Goal of the exercise: What follows is a set of entries. Repeat them exactly, but not their pictures.

Data shown:
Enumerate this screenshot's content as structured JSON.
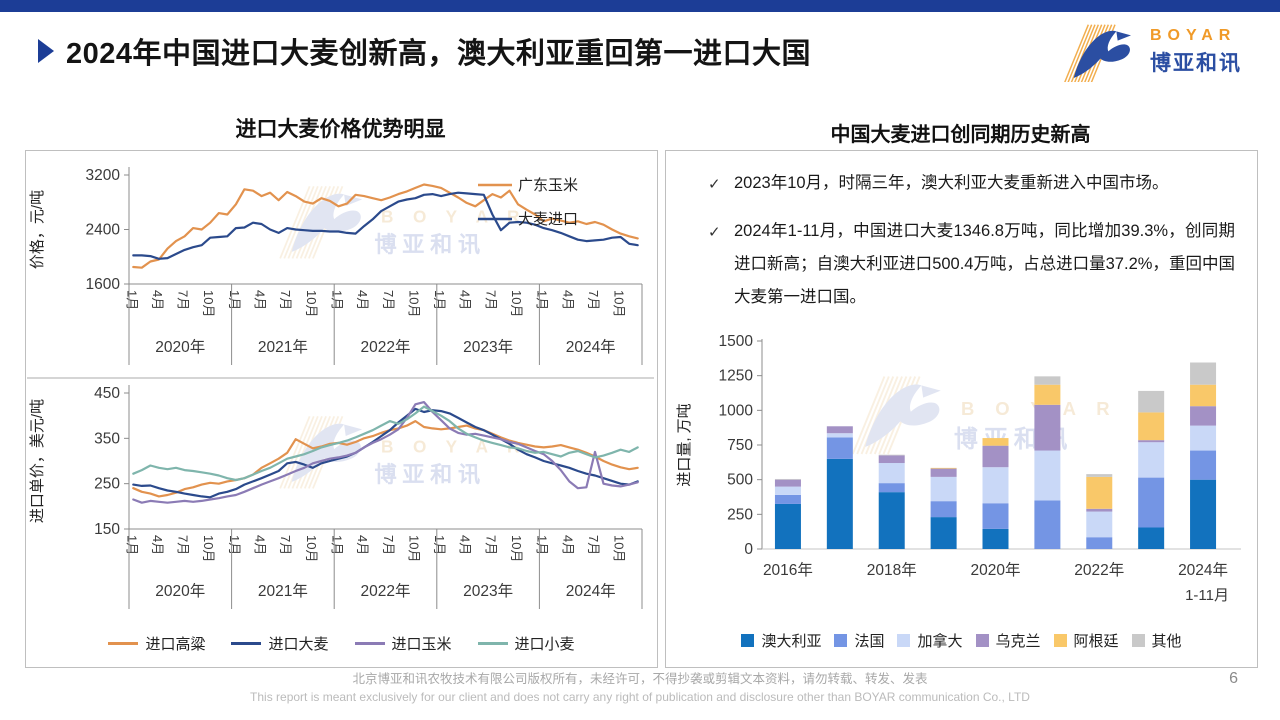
{
  "page": {
    "title": "2024年中国进口大麦创新高，澳大利亚重回第一进口大国",
    "page_number": "6",
    "footer_cn": "北京博亚和讯农牧技术有限公司版权所有，未经许可，不得抄袭或剪辑文本资料，请勿转载、转发、发表",
    "footer_en": "This report is meant exclusively for our client and does not carry any right of publication and disclosure other than BOYAR communication Co., LTD",
    "accent_color": "#1C3D96"
  },
  "logo": {
    "text_en": "BOYAR",
    "text_cn": "博亚和讯"
  },
  "panels": {
    "left_title": "进口大麦价格优势明显",
    "right_title": "中国大麦进口创同期历史新高"
  },
  "bullet_marker": "✓",
  "bullets": [
    "2023年10月，时隔三年，澳大利亚大麦重新进入中国市场。",
    "2024年1-11月，中国进口大麦1346.8万吨，同比增加39.3%，创同期进口新高；自澳大利亚进口500.4万吨，占总进口量37.2%，重回中国大麦第一进口国。"
  ],
  "chart_data": [
    {
      "type": "line",
      "title": "进口大麦价格优势明显",
      "ylabel": "价格，元/吨",
      "ylim": [
        1600,
        3200
      ],
      "yticks": [
        1600,
        2400,
        3200
      ],
      "x_unit": "month",
      "month_tick_labels": [
        "1月",
        "4月",
        "7月",
        "10月"
      ],
      "years": [
        "2020年",
        "2021年",
        "2022年",
        "2023年",
        "2024年"
      ],
      "legend_position": "top-right-inside",
      "grid": false,
      "series": [
        {
          "name": "广东玉米",
          "color": "#E2924E",
          "values": [
            1850,
            1840,
            1930,
            1960,
            2120,
            2230,
            2300,
            2420,
            2400,
            2500,
            2640,
            2620,
            2770,
            2990,
            2970,
            2890,
            2940,
            2830,
            2950,
            2890,
            2810,
            2780,
            2860,
            2820,
            2740,
            2780,
            2910,
            2890,
            2860,
            2830,
            2870,
            2920,
            2960,
            3010,
            3060,
            3040,
            3010,
            2940,
            2870,
            2790,
            2740,
            2830,
            2920,
            2870,
            2970,
            2770,
            2690,
            2620,
            2520,
            2560,
            2530,
            2500,
            2520,
            2480,
            2510,
            2470,
            2400,
            2340,
            2300,
            2270
          ]
        },
        {
          "name": "大麦进口",
          "color": "#2B4A8C",
          "values": [
            2020,
            2020,
            2010,
            1970,
            1980,
            2040,
            2100,
            2140,
            2170,
            2280,
            2290,
            2300,
            2420,
            2430,
            2500,
            2480,
            2400,
            2350,
            2420,
            2400,
            2390,
            2380,
            2380,
            2370,
            2370,
            2350,
            2340,
            2450,
            2550,
            2670,
            2740,
            2810,
            2840,
            2860,
            2910,
            2920,
            2890,
            2920,
            2940,
            2930,
            2920,
            2910,
            2620,
            2390,
            2500,
            2510,
            2500,
            2470,
            2420,
            2390,
            2350,
            2300,
            2250,
            2230,
            2240,
            2250,
            2280,
            2290,
            2190,
            2170
          ]
        }
      ]
    },
    {
      "type": "line",
      "title": "",
      "ylabel": "进口单价，美元/吨",
      "ylim": [
        150,
        450
      ],
      "yticks": [
        150,
        250,
        350,
        450
      ],
      "x_unit": "month",
      "month_tick_labels": [
        "1月",
        "4月",
        "7月",
        "10月"
      ],
      "years": [
        "2020年",
        "2021年",
        "2022年",
        "2023年",
        "2024年"
      ],
      "legend_position": "bottom",
      "grid": false,
      "series": [
        {
          "name": "进口高粱",
          "color": "#E2924E",
          "values": [
            240,
            232,
            228,
            222,
            225,
            230,
            238,
            242,
            248,
            252,
            250,
            255,
            258,
            262,
            270,
            285,
            295,
            305,
            318,
            348,
            338,
            328,
            332,
            338,
            340,
            336,
            342,
            350,
            355,
            362,
            368,
            372,
            378,
            388,
            375,
            372,
            370,
            372,
            375,
            378,
            372,
            368,
            360,
            352,
            345,
            340,
            336,
            332,
            330,
            332,
            335,
            330,
            325,
            318,
            310,
            300,
            292,
            286,
            282,
            285
          ]
        },
        {
          "name": "进口大麦",
          "color": "#2B4A8C",
          "values": [
            248,
            245,
            246,
            240,
            235,
            232,
            228,
            225,
            222,
            220,
            228,
            232,
            238,
            248,
            255,
            262,
            270,
            278,
            295,
            298,
            292,
            285,
            295,
            300,
            305,
            310,
            318,
            330,
            342,
            355,
            368,
            385,
            400,
            415,
            408,
            412,
            410,
            405,
            395,
            385,
            375,
            368,
            358,
            348,
            338,
            325,
            315,
            308,
            300,
            295,
            290,
            285,
            278,
            272,
            268,
            262,
            256,
            250,
            248,
            255
          ]
        },
        {
          "name": "进口玉米",
          "color": "#8B7BB5",
          "values": [
            215,
            208,
            212,
            210,
            208,
            210,
            212,
            210,
            212,
            215,
            218,
            222,
            225,
            232,
            240,
            248,
            255,
            262,
            270,
            278,
            285,
            295,
            300,
            305,
            308,
            312,
            318,
            330,
            340,
            348,
            358,
            370,
            395,
            425,
            430,
            408,
            390,
            372,
            362,
            358,
            360,
            356,
            352,
            348,
            342,
            338,
            330,
            322,
            315,
            300,
            280,
            255,
            240,
            242,
            320,
            250,
            246,
            244,
            248,
            253
          ]
        },
        {
          "name": "进口小麦",
          "color": "#7FB5AC",
          "values": [
            272,
            280,
            290,
            285,
            282,
            285,
            280,
            278,
            275,
            272,
            268,
            262,
            258,
            262,
            270,
            278,
            285,
            295,
            305,
            310,
            315,
            322,
            330,
            335,
            340,
            345,
            352,
            360,
            368,
            378,
            388,
            382,
            392,
            405,
            420,
            410,
            400,
            388,
            372,
            360,
            352,
            345,
            340,
            335,
            330,
            328,
            322,
            318,
            320,
            315,
            310,
            318,
            322,
            315,
            308,
            312,
            318,
            325,
            320,
            330
          ]
        }
      ]
    },
    {
      "type": "bar",
      "stacked": true,
      "title": "中国大麦进口创同期历史新高",
      "ylabel": "进口量, 万吨",
      "ylim": [
        0,
        1500
      ],
      "ytick_step": 250,
      "categories": [
        "2016年",
        "2017年",
        "2018年",
        "2019年",
        "2020年",
        "2021年",
        "2022年",
        "2023年",
        "2024年"
      ],
      "visible_category_labels": [
        "2016年",
        "2018年",
        "2020年",
        "2022年",
        "2024年"
      ],
      "last_category_sublabel": "1-11月",
      "legend_position": "bottom",
      "series": [
        {
          "name": "澳大利亚",
          "color": "#1272BE",
          "values": [
            325,
            650,
            410,
            230,
            145,
            0,
            0,
            155,
            500
          ]
        },
        {
          "name": "法国",
          "color": "#7495E4",
          "values": [
            65,
            155,
            65,
            115,
            185,
            350,
            85,
            360,
            210
          ]
        },
        {
          "name": "加拿大",
          "color": "#C9D8F7",
          "values": [
            60,
            30,
            145,
            175,
            260,
            360,
            185,
            255,
            180
          ]
        },
        {
          "name": "乌克兰",
          "color": "#A391C5",
          "values": [
            50,
            50,
            55,
            60,
            155,
            330,
            20,
            15,
            140
          ]
        },
        {
          "name": "阿根廷",
          "color": "#F9C869",
          "values": [
            0,
            0,
            0,
            5,
            55,
            145,
            230,
            200,
            155
          ]
        },
        {
          "name": "其他",
          "color": "#C9C9C9",
          "values": [
            5,
            0,
            5,
            0,
            0,
            60,
            20,
            155,
            160
          ]
        }
      ]
    }
  ]
}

Result of the task:
Enumerate this screenshot's content as structured JSON.
{
  "page": {
    "title": "2024年中国进口大麦创新高，澳大利亚重回第一进口大国",
    "page_number": "6",
    "footer_cn": "北京博亚和讯农牧技术有限公司版权所有，未经许可，不得抄袭或剪辑文本资料，请勿转载、转发、发表",
    "footer_en": "This report is meant exclusively for our client and does not carry any right of publication and disclosure other than BOYAR communication Co., LTD",
    "accent_color": "#1C3D96"
  },
  "logo": {
    "text_en": "BOYAR",
    "text_cn": "博亚和讯"
  },
  "panels": {
    "left_title": "进口大麦价格优势明显",
    "right_title": "中国大麦进口创同期历史新高"
  },
  "bullet_marker": "✓",
  "bullets": [
    "2023年10月，时隔三年，澳大利亚大麦重新进入中国市场。",
    "2024年1-11月，中国进口大麦1346.8万吨，同比增加39.3%，创同期进口新高；自澳大利亚进口500.4万吨，占总进口量37.2%，重回中国大麦第一进口国。"
  ],
  "chart_data": [
    {
      "type": "line",
      "title": "进口大麦价格优势明显",
      "ylabel": "价格，元/吨",
      "ylim": [
        1600,
        3200
      ],
      "yticks": [
        1600,
        2400,
        3200
      ],
      "x_unit": "month",
      "month_tick_labels": [
        "1月",
        "4月",
        "7月",
        "10月"
      ],
      "years": [
        "2020年",
        "2021年",
        "2022年",
        "2023年",
        "2024年"
      ],
      "legend_position": "top-right-inside",
      "grid": false,
      "series": [
        {
          "name": "广东玉米",
          "color": "#E2924E",
          "values": [
            1850,
            1840,
            1930,
            1960,
            2120,
            2230,
            2300,
            2420,
            2400,
            2500,
            2640,
            2620,
            2770,
            2990,
            2970,
            2890,
            2940,
            2830,
            2950,
            2890,
            2810,
            2780,
            2860,
            2820,
            2740,
            2780,
            2910,
            2890,
            2860,
            2830,
            2870,
            2920,
            2960,
            3010,
            3060,
            3040,
            3010,
            2940,
            2870,
            2790,
            2740,
            2830,
            2920,
            2870,
            2970,
            2770,
            2690,
            2620,
            2520,
            2560,
            2530,
            2500,
            2520,
            2480,
            2510,
            2470,
            2400,
            2340,
            2300,
            2270
          ]
        },
        {
          "name": "大麦进口",
          "color": "#2B4A8C",
          "values": [
            2020,
            2020,
            2010,
            1970,
            1980,
            2040,
            2100,
            2140,
            2170,
            2280,
            2290,
            2300,
            2420,
            2430,
            2500,
            2480,
            2400,
            2350,
            2420,
            2400,
            2390,
            2380,
            2380,
            2370,
            2370,
            2350,
            2340,
            2450,
            2550,
            2670,
            2740,
            2810,
            2840,
            2860,
            2910,
            2920,
            2890,
            2920,
            2940,
            2930,
            2920,
            2910,
            2620,
            2390,
            2500,
            2510,
            2500,
            2470,
            2420,
            2390,
            2350,
            2300,
            2250,
            2230,
            2240,
            2250,
            2280,
            2290,
            2190,
            2170
          ]
        }
      ]
    },
    {
      "type": "line",
      "title": "",
      "ylabel": "进口单价，美元/吨",
      "ylim": [
        150,
        450
      ],
      "yticks": [
        150,
        250,
        350,
        450
      ],
      "x_unit": "month",
      "month_tick_labels": [
        "1月",
        "4月",
        "7月",
        "10月"
      ],
      "years": [
        "2020年",
        "2021年",
        "2022年",
        "2023年",
        "2024年"
      ],
      "legend_position": "bottom",
      "grid": false,
      "series": [
        {
          "name": "进口高粱",
          "color": "#E2924E",
          "values": [
            240,
            232,
            228,
            222,
            225,
            230,
            238,
            242,
            248,
            252,
            250,
            255,
            258,
            262,
            270,
            285,
            295,
            305,
            318,
            348,
            338,
            328,
            332,
            338,
            340,
            336,
            342,
            350,
            355,
            362,
            368,
            372,
            378,
            388,
            375,
            372,
            370,
            372,
            375,
            378,
            372,
            368,
            360,
            352,
            345,
            340,
            336,
            332,
            330,
            332,
            335,
            330,
            325,
            318,
            310,
            300,
            292,
            286,
            282,
            285
          ]
        },
        {
          "name": "进口大麦",
          "color": "#2B4A8C",
          "values": [
            248,
            245,
            246,
            240,
            235,
            232,
            228,
            225,
            222,
            220,
            228,
            232,
            238,
            248,
            255,
            262,
            270,
            278,
            295,
            298,
            292,
            285,
            295,
            300,
            305,
            310,
            318,
            330,
            342,
            355,
            368,
            385,
            400,
            415,
            408,
            412,
            410,
            405,
            395,
            385,
            375,
            368,
            358,
            348,
            338,
            325,
            315,
            308,
            300,
            295,
            290,
            285,
            278,
            272,
            268,
            262,
            256,
            250,
            248,
            255
          ]
        },
        {
          "name": "进口玉米",
          "color": "#8B7BB5",
          "values": [
            215,
            208,
            212,
            210,
            208,
            210,
            212,
            210,
            212,
            215,
            218,
            222,
            225,
            232,
            240,
            248,
            255,
            262,
            270,
            278,
            285,
            295,
            300,
            305,
            308,
            312,
            318,
            330,
            340,
            348,
            358,
            370,
            395,
            425,
            430,
            408,
            390,
            372,
            362,
            358,
            360,
            356,
            352,
            348,
            342,
            338,
            330,
            322,
            315,
            300,
            280,
            255,
            240,
            242,
            320,
            250,
            246,
            244,
            248,
            253
          ]
        },
        {
          "name": "进口小麦",
          "color": "#7FB5AC",
          "values": [
            272,
            280,
            290,
            285,
            282,
            285,
            280,
            278,
            275,
            272,
            268,
            262,
            258,
            262,
            270,
            278,
            285,
            295,
            305,
            310,
            315,
            322,
            330,
            335,
            340,
            345,
            352,
            360,
            368,
            378,
            388,
            382,
            392,
            405,
            420,
            410,
            400,
            388,
            372,
            360,
            352,
            345,
            340,
            335,
            330,
            328,
            322,
            318,
            320,
            315,
            310,
            318,
            322,
            315,
            308,
            312,
            318,
            325,
            320,
            330
          ]
        }
      ]
    },
    {
      "type": "bar",
      "stacked": true,
      "title": "中国大麦进口创同期历史新高",
      "ylabel": "进口量, 万吨",
      "ylim": [
        0,
        1500
      ],
      "ytick_step": 250,
      "categories": [
        "2016年",
        "2017年",
        "2018年",
        "2019年",
        "2020年",
        "2021年",
        "2022年",
        "2023年",
        "2024年"
      ],
      "visible_category_labels": [
        "2016年",
        "2018年",
        "2020年",
        "2022年",
        "2024年"
      ],
      "last_category_sublabel": "1-11月",
      "legend_position": "bottom",
      "series": [
        {
          "name": "澳大利亚",
          "color": "#1272BE",
          "values": [
            325,
            650,
            410,
            230,
            145,
            0,
            0,
            155,
            500
          ]
        },
        {
          "name": "法国",
          "color": "#7495E4",
          "values": [
            65,
            155,
            65,
            115,
            185,
            350,
            85,
            360,
            210
          ]
        },
        {
          "name": "加拿大",
          "color": "#C9D8F7",
          "values": [
            60,
            30,
            145,
            175,
            260,
            360,
            185,
            255,
            180
          ]
        },
        {
          "name": "乌克兰",
          "color": "#A391C5",
          "values": [
            50,
            50,
            55,
            60,
            155,
            330,
            20,
            15,
            140
          ]
        },
        {
          "name": "阿根廷",
          "color": "#F9C869",
          "values": [
            0,
            0,
            0,
            5,
            55,
            145,
            230,
            200,
            155
          ]
        },
        {
          "name": "其他",
          "color": "#C9C9C9",
          "values": [
            5,
            0,
            5,
            0,
            0,
            60,
            20,
            155,
            160
          ]
        }
      ]
    }
  ]
}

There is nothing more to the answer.